• [WHAT IS ASKED]:
All of the data below should be written out exactly.
□ □ □
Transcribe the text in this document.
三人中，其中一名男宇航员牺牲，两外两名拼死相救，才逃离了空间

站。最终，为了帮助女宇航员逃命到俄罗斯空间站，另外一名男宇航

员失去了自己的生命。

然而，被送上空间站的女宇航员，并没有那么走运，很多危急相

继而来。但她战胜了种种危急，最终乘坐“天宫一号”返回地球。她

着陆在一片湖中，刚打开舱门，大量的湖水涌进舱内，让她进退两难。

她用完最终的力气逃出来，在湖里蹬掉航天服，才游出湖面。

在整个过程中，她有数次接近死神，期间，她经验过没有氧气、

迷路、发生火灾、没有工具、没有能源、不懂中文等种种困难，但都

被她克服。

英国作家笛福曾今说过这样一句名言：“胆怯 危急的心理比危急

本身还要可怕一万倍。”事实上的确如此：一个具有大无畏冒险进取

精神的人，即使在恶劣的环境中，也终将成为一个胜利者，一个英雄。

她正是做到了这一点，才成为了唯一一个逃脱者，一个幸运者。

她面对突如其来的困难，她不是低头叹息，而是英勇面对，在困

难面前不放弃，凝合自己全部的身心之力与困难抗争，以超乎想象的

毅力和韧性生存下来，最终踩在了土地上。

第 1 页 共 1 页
□ □ □
• [SOLUTION]:
Transcribe the text in this document.
三人中，其中一名男宇航员牺牲，两外两名拼死相救，才逃离了空间

站。最终，为了帮助女宇航员逃命到俄罗斯空间站，另外一名男宇航

员失去了自己的生命。

然而，被送上空间站的女宇航员，并没有那么走运，很多危急相

继而来。但她战胜了种种危急，最终乘坐“天宫一号”返回地球。她

着陆在一片湖中，刚打开舱门，大量的湖水涌进舱内，让她进退两难。

她用完最终的力气逃出来，在湖里蹬掉航天服，才游出湖面。

在整个过程中，她有数次接近死神，期间，她经验过没有氧气、

迷路、发生火灾、没有工具、没有能源、不懂中文等种种困难，但都

被她克服。

英国作家笛福曾今说过这样一句名言：“胆怯 危急的心理比危急

本身还要可怕一万倍。”事实上的确如此：一个具有大无畏冒险进取

精神的人，即使在恶劣的环境中，也终将成为一个胜利者，一个英雄。

她正是做到了这一点，才成为了唯一一个逃脱者，一个幸运者。

她面对突如其来的困难，她不是低头叹息，而是英勇面对，在困

难面前不放弃，凝合自己全部的身心之力与困难抗争，以超乎想象的

毅力和韧性生存下来，最终踩在了土地上。

第 1 页 共 1 页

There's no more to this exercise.